Your objective :: Copy all of the material below exactly.

Input for this task ::

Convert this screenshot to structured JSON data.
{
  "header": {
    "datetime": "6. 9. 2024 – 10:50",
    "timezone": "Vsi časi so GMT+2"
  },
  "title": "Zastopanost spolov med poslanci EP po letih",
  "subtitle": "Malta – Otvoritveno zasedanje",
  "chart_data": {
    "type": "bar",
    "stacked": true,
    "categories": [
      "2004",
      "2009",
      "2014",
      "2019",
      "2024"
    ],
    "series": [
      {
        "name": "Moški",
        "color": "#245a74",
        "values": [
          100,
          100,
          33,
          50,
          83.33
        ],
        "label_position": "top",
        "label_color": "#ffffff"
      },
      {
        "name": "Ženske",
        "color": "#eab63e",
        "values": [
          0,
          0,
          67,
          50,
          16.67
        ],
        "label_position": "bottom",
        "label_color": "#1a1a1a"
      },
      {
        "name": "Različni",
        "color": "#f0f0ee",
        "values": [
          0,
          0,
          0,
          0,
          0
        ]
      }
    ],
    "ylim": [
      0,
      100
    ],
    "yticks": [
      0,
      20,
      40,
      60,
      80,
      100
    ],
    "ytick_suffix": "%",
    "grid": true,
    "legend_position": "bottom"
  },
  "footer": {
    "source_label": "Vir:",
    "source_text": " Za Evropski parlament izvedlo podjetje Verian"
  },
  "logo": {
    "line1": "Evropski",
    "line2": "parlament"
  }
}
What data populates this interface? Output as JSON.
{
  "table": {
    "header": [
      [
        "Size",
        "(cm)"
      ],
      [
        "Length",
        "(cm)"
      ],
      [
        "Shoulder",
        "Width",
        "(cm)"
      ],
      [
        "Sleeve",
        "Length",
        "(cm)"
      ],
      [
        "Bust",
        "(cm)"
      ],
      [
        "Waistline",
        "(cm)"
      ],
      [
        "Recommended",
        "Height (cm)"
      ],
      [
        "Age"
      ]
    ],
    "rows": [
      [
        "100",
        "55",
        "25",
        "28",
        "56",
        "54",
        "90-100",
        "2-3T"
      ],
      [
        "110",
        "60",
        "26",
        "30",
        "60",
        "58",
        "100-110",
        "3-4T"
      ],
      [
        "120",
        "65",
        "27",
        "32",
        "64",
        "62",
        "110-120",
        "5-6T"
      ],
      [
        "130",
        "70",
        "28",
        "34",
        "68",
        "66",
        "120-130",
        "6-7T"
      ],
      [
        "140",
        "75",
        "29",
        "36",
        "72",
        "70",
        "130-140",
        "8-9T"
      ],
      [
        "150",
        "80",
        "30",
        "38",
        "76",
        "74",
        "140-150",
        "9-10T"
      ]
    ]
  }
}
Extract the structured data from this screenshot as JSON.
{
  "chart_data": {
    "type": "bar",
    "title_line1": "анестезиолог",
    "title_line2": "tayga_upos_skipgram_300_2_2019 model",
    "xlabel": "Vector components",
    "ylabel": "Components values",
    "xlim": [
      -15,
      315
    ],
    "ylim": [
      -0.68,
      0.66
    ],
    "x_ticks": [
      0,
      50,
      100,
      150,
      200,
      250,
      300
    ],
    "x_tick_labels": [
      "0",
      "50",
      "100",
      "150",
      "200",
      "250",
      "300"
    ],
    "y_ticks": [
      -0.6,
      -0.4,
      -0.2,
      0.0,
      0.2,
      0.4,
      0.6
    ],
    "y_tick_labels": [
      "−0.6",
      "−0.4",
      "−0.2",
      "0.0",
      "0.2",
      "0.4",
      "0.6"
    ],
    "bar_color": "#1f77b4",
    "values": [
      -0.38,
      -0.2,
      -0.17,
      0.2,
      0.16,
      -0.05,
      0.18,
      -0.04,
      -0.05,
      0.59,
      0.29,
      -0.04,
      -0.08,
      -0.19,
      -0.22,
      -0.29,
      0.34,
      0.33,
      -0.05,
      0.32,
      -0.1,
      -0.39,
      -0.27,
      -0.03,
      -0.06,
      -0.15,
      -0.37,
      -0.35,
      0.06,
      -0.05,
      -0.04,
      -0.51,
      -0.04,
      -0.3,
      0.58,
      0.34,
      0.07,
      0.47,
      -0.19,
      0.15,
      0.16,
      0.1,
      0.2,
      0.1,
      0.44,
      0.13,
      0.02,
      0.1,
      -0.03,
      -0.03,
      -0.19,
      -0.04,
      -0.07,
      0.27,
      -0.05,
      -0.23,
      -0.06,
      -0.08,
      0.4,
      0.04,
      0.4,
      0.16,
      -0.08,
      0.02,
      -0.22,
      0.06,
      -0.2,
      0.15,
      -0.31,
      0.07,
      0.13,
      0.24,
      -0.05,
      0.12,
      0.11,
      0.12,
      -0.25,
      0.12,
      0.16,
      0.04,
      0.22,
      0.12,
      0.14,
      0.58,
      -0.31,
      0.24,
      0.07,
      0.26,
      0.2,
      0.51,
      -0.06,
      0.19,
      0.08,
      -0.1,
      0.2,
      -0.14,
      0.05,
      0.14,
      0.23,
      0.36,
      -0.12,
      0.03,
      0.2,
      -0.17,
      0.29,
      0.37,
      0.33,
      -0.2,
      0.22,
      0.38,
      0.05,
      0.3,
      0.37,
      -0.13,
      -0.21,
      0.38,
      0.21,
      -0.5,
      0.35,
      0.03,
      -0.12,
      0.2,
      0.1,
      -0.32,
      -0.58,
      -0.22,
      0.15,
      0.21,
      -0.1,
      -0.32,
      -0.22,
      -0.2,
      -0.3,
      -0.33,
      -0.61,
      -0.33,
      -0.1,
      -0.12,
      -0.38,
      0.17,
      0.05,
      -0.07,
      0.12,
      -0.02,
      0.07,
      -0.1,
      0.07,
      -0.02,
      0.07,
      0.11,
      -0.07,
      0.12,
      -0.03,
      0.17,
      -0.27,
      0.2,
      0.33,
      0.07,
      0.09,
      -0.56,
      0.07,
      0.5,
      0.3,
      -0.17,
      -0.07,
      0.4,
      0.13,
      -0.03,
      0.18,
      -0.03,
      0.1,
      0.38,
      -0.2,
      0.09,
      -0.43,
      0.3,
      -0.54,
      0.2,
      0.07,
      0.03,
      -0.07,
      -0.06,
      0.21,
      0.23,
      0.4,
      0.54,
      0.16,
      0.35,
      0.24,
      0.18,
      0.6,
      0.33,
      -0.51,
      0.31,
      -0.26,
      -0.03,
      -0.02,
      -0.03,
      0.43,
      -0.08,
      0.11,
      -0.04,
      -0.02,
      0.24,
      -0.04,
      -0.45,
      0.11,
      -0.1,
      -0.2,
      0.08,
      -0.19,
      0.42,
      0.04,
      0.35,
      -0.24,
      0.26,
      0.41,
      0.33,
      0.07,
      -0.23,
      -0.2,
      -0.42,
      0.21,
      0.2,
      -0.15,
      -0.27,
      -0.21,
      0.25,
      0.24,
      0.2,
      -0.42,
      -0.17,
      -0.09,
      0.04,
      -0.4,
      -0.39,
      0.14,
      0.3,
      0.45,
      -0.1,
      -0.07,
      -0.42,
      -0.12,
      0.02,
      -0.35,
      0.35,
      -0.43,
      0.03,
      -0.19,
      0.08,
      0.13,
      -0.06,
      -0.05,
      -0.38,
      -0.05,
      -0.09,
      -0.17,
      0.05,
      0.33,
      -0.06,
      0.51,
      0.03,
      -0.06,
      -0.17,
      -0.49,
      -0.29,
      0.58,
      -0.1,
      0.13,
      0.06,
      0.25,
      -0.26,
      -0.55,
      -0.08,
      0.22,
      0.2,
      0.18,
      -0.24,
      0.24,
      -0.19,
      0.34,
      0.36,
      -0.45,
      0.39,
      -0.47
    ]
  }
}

Expected output ::
Convert this screenshot to structured JSON data.
{
  "header": {
    "datetime": "6. 9. 2024 – 10:50",
    "timezone": "Vsi časi so GMT+2"
  },
  "title": "Zastopanost spolov med poslanci EP po letih",
  "subtitle": "Malta – Otvoritveno zasedanje",
  "chart_data": {
    "type": "bar",
    "stacked": true,
    "categories": [
      "2004",
      "2009",
      "2014",
      "2019",
      "2024"
    ],
    "series": [
      {
        "name": "Moški",
        "color": "#245a74",
        "values": [
          100,
          100,
          33,
          50,
          83.33
        ],
        "label_position": "top",
        "label_color": "#ffffff"
      },
      {
        "name": "Ženske",
        "color": "#eab63e",
        "values": [
          0,
          0,
          67,
          50,
          16.67
        ],
        "label_position": "bottom",
        "label_color": "#1a1a1a"
      },
      {
        "name": "Različni",
        "color": "#f0f0ee",
        "values": [
          0,
          0,
          0,
          0,
          0
        ]
      }
    ],
    "ylim": [
      0,
      100
    ],
    "yticks": [
      0,
      20,
      40,
      60,
      80,
      100
    ],
    "ytick_suffix": "%",
    "grid": true,
    "legend_position": "bottom"
  },
  "footer": {
    "source_label": "Vir:",
    "source_text": " Za Evropski parlament izvedlo podjetje Verian"
  },
  "logo": {
    "line1": "Evropski",
    "line2": "parlament"
  }
}
What data populates this interface? Output as JSON.
{
  "table": {
    "header": [
      [
        "Size",
        "(cm)"
      ],
      [
        "Length",
        "(cm)"
      ],
      [
        "Shoulder",
        "Width",
        "(cm)"
      ],
      [
        "Sleeve",
        "Length",
        "(cm)"
      ],
      [
        "Bust",
        "(cm)"
      ],
      [
        "Waistline",
        "(cm)"
      ],
      [
        "Recommended",
        "Height (cm)"
      ],
      [
        "Age"
      ]
    ],
    "rows": [
      [
        "100",
        "55",
        "25",
        "28",
        "56",
        "54",
        "90-100",
        "2-3T"
      ],
      [
        "110",
        "60",
        "26",
        "30",
        "60",
        "58",
        "100-110",
        "3-4T"
      ],
      [
        "120",
        "65",
        "27",
        "32",
        "64",
        "62",
        "110-120",
        "5-6T"
      ],
      [
        "130",
        "70",
        "28",
        "34",
        "68",
        "66",
        "120-130",
        "6-7T"
      ],
      [
        "140",
        "75",
        "29",
        "36",
        "72",
        "70",
        "130-140",
        "8-9T"
      ],
      [
        "150",
        "80",
        "30",
        "38",
        "76",
        "74",
        "140-150",
        "9-10T"
      ]
    ]
  }
}
Extract the structured data from this screenshot as JSON.
{
  "chart_data": {
    "type": "bar",
    "title_line1": "анестезиолог",
    "title_line2": "tayga_upos_skipgram_300_2_2019 model",
    "xlabel": "Vector components",
    "ylabel": "Components values",
    "xlim": [
      -15,
      315
    ],
    "ylim": [
      -0.68,
      0.66
    ],
    "x_ticks": [
      0,
      50,
      100,
      150,
      200,
      250,
      300
    ],
    "x_tick_labels": [
      "0",
      "50",
      "100",
      "150",
      "200",
      "250",
      "300"
    ],
    "y_ticks": [
      -0.6,
      -0.4,
      -0.2,
      0.0,
      0.2,
      0.4,
      0.6
    ],
    "y_tick_labels": [
      "−0.6",
      "−0.4",
      "−0.2",
      "0.0",
      "0.2",
      "0.4",
      "0.6"
    ],
    "bar_color": "#1f77b4",
    "values": [
      -0.38,
      -0.2,
      -0.17,
      0.2,
      0.16,
      -0.05,
      0.18,
      -0.04,
      -0.05,
      0.59,
      0.29,
      -0.04,
      -0.08,
      -0.19,
      -0.22,
      -0.29,
      0.34,
      0.33,
      -0.05,
      0.32,
      -0.1,
      -0.39,
      -0.27,
      -0.03,
      -0.06,
      -0.15,
      -0.37,
      -0.35,
      0.06,
      -0.05,
      -0.04,
      -0.51,
      -0.04,
      -0.3,
      0.58,
      0.34,
      0.07,
      0.47,
      -0.19,
      0.15,
      0.16,
      0.1,
      0.2,
      0.1,
      0.44,
      0.13,
      0.02,
      0.1,
      -0.03,
      -0.03,
      -0.19,
      -0.04,
      -0.07,
      0.27,
      -0.05,
      -0.23,
      -0.06,
      -0.08,
      0.4,
      0.04,
      0.4,
      0.16,
      -0.08,
      0.02,
      -0.22,
      0.06,
      -0.2,
      0.15,
      -0.31,
      0.07,
      0.13,
      0.24,
      -0.05,
      0.12,
      0.11,
      0.12,
      -0.25,
      0.12,
      0.16,
      0.04,
      0.22,
      0.12,
      0.14,
      0.58,
      -0.31,
      0.24,
      0.07,
      0.26,
      0.2,
      0.51,
      -0.06,
      0.19,
      0.08,
      -0.1,
      0.2,
      -0.14,
      0.05,
      0.14,
      0.23,
      0.36,
      -0.12,
      0.03,
      0.2,
      -0.17,
      0.29,
      0.37,
      0.33,
      -0.2,
      0.22,
      0.38,
      0.05,
      0.3,
      0.37,
      -0.13,
      -0.21,
      0.38,
      0.21,
      -0.5,
      0.35,
      0.03,
      -0.12,
      0.2,
      0.1,
      -0.32,
      -0.58,
      -0.22,
      0.15,
      0.21,
      -0.1,
      -0.32,
      -0.22,
      -0.2,
      -0.3,
      -0.33,
      -0.61,
      -0.33,
      -0.1,
      -0.12,
      -0.38,
      0.17,
      0.05,
      -0.07,
      0.12,
      -0.02,
      0.07,
      -0.1,
      0.07,
      -0.02,
      0.07,
      0.11,
      -0.07,
      0.12,
      -0.03,
      0.17,
      -0.27,
      0.2,
      0.33,
      0.07,
      0.09,
      -0.56,
      0.07,
      0.5,
      0.3,
      -0.17,
      -0.07,
      0.4,
      0.13,
      -0.03,
      0.18,
      -0.03,
      0.1,
      0.38,
      -0.2,
      0.09,
      -0.43,
      0.3,
      -0.54,
      0.2,
      0.07,
      0.03,
      -0.07,
      -0.06,
      0.21,
      0.23,
      0.4,
      0.54,
      0.16,
      0.35,
      0.24,
      0.18,
      0.6,
      0.33,
      -0.51,
      0.31,
      -0.26,
      -0.03,
      -0.02,
      -0.03,
      0.43,
      -0.08,
      0.11,
      -0.04,
      -0.02,
      0.24,
      -0.04,
      -0.45,
      0.11,
      -0.1,
      -0.2,
      0.08,
      -0.19,
      0.42,
      0.04,
      0.35,
      -0.24,
      0.26,
      0.41,
      0.33,
      0.07,
      -0.23,
      -0.2,
      -0.42,
      0.21,
      0.2,
      -0.15,
      -0.27,
      -0.21,
      0.25,
      0.24,
      0.2,
      -0.42,
      -0.17,
      -0.09,
      0.04,
      -0.4,
      -0.39,
      0.14,
      0.3,
      0.45,
      -0.1,
      -0.07,
      -0.42,
      -0.12,
      0.02,
      -0.35,
      0.35,
      -0.43,
      0.03,
      -0.19,
      0.08,
      0.13,
      -0.06,
      -0.05,
      -0.38,
      -0.05,
      -0.09,
      -0.17,
      0.05,
      0.33,
      -0.06,
      0.51,
      0.03,
      -0.06,
      -0.17,
      -0.49,
      -0.29,
      0.58,
      -0.1,
      0.13,
      0.06,
      0.25,
      -0.26,
      -0.55,
      -0.08,
      0.22,
      0.2,
      0.18,
      -0.24,
      0.24,
      -0.19,
      0.34,
      0.36,
      -0.45,
      0.39,
      -0.47
    ]
  }
}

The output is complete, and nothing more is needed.